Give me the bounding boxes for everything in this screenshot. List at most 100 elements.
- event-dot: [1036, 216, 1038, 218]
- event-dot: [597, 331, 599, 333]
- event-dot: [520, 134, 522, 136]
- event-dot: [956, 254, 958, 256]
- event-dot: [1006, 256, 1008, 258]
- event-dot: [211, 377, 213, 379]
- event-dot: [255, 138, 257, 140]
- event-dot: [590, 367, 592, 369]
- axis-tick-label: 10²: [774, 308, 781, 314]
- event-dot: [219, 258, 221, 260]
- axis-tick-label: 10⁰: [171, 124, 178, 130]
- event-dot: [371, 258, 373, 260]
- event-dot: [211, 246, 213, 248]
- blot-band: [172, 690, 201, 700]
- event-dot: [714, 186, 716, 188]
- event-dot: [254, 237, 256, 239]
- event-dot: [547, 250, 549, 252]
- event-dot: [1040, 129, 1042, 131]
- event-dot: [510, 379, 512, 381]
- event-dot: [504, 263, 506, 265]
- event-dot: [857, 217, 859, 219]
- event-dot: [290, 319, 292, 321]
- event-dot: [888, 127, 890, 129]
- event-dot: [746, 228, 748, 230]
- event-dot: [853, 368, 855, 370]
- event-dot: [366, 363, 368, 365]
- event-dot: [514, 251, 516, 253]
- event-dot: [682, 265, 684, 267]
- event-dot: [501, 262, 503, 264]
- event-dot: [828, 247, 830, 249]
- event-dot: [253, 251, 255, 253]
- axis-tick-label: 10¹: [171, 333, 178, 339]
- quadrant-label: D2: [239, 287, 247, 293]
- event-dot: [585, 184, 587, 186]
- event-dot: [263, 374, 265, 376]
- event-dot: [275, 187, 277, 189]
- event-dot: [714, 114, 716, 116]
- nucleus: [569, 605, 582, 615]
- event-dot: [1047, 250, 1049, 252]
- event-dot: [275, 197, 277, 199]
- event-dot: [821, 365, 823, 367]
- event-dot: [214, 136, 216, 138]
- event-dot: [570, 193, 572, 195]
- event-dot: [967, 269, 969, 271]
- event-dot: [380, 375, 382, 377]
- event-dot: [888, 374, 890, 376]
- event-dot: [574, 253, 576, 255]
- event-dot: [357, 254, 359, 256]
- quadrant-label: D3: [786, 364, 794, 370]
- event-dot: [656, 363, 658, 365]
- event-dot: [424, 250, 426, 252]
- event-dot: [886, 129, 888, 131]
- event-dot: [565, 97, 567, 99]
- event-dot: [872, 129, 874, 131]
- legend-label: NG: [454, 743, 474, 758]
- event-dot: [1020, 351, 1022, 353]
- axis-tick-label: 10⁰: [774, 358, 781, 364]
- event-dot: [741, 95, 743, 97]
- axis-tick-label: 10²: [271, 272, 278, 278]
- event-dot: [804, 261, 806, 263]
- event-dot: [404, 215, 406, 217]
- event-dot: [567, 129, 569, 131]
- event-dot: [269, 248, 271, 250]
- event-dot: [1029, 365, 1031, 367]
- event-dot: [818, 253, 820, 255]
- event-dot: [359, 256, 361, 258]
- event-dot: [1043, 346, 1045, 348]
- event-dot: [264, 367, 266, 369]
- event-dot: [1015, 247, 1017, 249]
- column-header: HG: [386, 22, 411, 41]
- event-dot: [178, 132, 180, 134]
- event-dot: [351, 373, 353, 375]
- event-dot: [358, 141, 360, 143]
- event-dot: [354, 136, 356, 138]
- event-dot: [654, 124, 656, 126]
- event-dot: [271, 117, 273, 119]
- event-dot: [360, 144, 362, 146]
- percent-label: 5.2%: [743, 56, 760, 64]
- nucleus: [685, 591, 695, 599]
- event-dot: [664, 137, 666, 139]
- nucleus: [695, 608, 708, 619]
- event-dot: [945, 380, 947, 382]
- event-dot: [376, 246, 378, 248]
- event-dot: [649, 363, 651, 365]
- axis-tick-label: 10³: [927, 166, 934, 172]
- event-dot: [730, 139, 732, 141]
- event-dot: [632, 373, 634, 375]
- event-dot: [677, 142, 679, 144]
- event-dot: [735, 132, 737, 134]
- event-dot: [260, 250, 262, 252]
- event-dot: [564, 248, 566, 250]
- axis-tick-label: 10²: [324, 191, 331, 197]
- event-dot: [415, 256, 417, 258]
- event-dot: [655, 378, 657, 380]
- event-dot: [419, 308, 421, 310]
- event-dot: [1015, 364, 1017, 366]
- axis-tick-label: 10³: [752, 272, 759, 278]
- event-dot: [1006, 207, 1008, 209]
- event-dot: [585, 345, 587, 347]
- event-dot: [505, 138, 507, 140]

-*-*-

- [Set problem]:
Rewrite the lines above so that every "event-dot" becomes "scatter-point", leaving everything else unchanged.

- [Result]:
Give me the bounding boxes for everything in this screenshot. List at most 100 elements.
- scatter-point: [1036, 216, 1038, 218]
- scatter-point: [597, 331, 599, 333]
- scatter-point: [520, 134, 522, 136]
- scatter-point: [956, 254, 958, 256]
- scatter-point: [1006, 256, 1008, 258]
- scatter-point: [211, 377, 213, 379]
- scatter-point: [255, 138, 257, 140]
- scatter-point: [590, 367, 592, 369]
- axis-tick-label: 10²: [774, 308, 781, 314]
- scatter-point: [219, 258, 221, 260]
- axis-tick-label: 10⁰: [171, 124, 178, 130]
- scatter-point: [371, 258, 373, 260]
- scatter-point: [211, 246, 213, 248]
- blot-band: [172, 690, 201, 700]
- scatter-point: [714, 186, 716, 188]
- scatter-point: [254, 237, 256, 239]
- scatter-point: [547, 250, 549, 252]
- scatter-point: [1040, 129, 1042, 131]
- scatter-point: [510, 379, 512, 381]
- scatter-point: [504, 263, 506, 265]
- scatter-point: [857, 217, 859, 219]
- scatter-point: [290, 319, 292, 321]
- scatter-point: [888, 127, 890, 129]
- scatter-point: [746, 228, 748, 230]
- scatter-point: [853, 368, 855, 370]
- scatter-point: [366, 363, 368, 365]
- scatter-point: [514, 251, 516, 253]
- scatter-point: [682, 265, 684, 267]
- scatter-point: [501, 262, 503, 264]
- scatter-point: [828, 247, 830, 249]
- scatter-point: [253, 251, 255, 253]
- axis-tick-label: 10¹: [171, 333, 178, 339]
- quadrant-label: D2: [239, 287, 247, 293]
- scatter-point: [585, 184, 587, 186]
- scatter-point: [263, 374, 265, 376]
- scatter-point: [275, 187, 277, 189]
- scatter-point: [714, 114, 716, 116]
- nucleus: [569, 605, 582, 615]
- scatter-point: [1047, 250, 1049, 252]
- scatter-point: [275, 197, 277, 199]
- scatter-point: [821, 365, 823, 367]
- scatter-point: [214, 136, 216, 138]
- scatter-point: [570, 193, 572, 195]
- scatter-point: [967, 269, 969, 271]
- scatter-point: [380, 375, 382, 377]
- scatter-point: [888, 374, 890, 376]
- scatter-point: [574, 253, 576, 255]
- scatter-point: [357, 254, 359, 256]
- quadrant-label: D3: [786, 364, 794, 370]
- scatter-point: [656, 363, 658, 365]
- scatter-point: [424, 250, 426, 252]
- scatter-point: [886, 129, 888, 131]
- scatter-point: [565, 97, 567, 99]
- scatter-point: [872, 129, 874, 131]
- legend-label: NG: [454, 743, 474, 758]
- scatter-point: [1020, 351, 1022, 353]
- axis-tick-label: 10⁰: [774, 358, 781, 364]
- scatter-point: [741, 95, 743, 97]
- axis-tick-label: 10²: [271, 272, 278, 278]
- scatter-point: [804, 261, 806, 263]
- scatter-point: [404, 215, 406, 217]
- scatter-point: [567, 129, 569, 131]
- scatter-point: [269, 248, 271, 250]
- scatter-point: [1029, 365, 1031, 367]
- scatter-point: [818, 253, 820, 255]
- scatter-point: [359, 256, 361, 258]
- scatter-point: [1043, 346, 1045, 348]
- scatter-point: [264, 367, 266, 369]
- scatter-point: [1015, 247, 1017, 249]
- column-header: HG: [386, 22, 411, 41]
- scatter-point: [178, 132, 180, 134]
- scatter-point: [351, 373, 353, 375]
- scatter-point: [358, 141, 360, 143]
- scatter-point: [354, 136, 356, 138]
- scatter-point: [654, 124, 656, 126]
- scatter-point: [271, 117, 273, 119]
- scatter-point: [360, 144, 362, 146]
- percent-label: 5.2%: [743, 56, 760, 64]
- nucleus: [685, 591, 695, 599]
- scatter-point: [664, 137, 666, 139]
- nucleus: [695, 608, 708, 619]
- scatter-point: [945, 380, 947, 382]
- scatter-point: [376, 246, 378, 248]
- scatter-point: [649, 363, 651, 365]
- axis-tick-label: 10³: [927, 166, 934, 172]
- scatter-point: [730, 139, 732, 141]
- scatter-point: [632, 373, 634, 375]
- scatter-point: [677, 142, 679, 144]
- scatter-point: [735, 132, 737, 134]
- scatter-point: [260, 250, 262, 252]
- scatter-point: [564, 248, 566, 250]
- axis-tick-label: 10²: [324, 191, 331, 197]
- scatter-point: [415, 256, 417, 258]
- scatter-point: [655, 378, 657, 380]
- scatter-point: [419, 308, 421, 310]
- scatter-point: [1015, 364, 1017, 366]
- axis-tick-label: 10³: [752, 272, 759, 278]
- scatter-point: [1006, 207, 1008, 209]
- scatter-point: [585, 345, 587, 347]
- scatter-point: [505, 138, 507, 140]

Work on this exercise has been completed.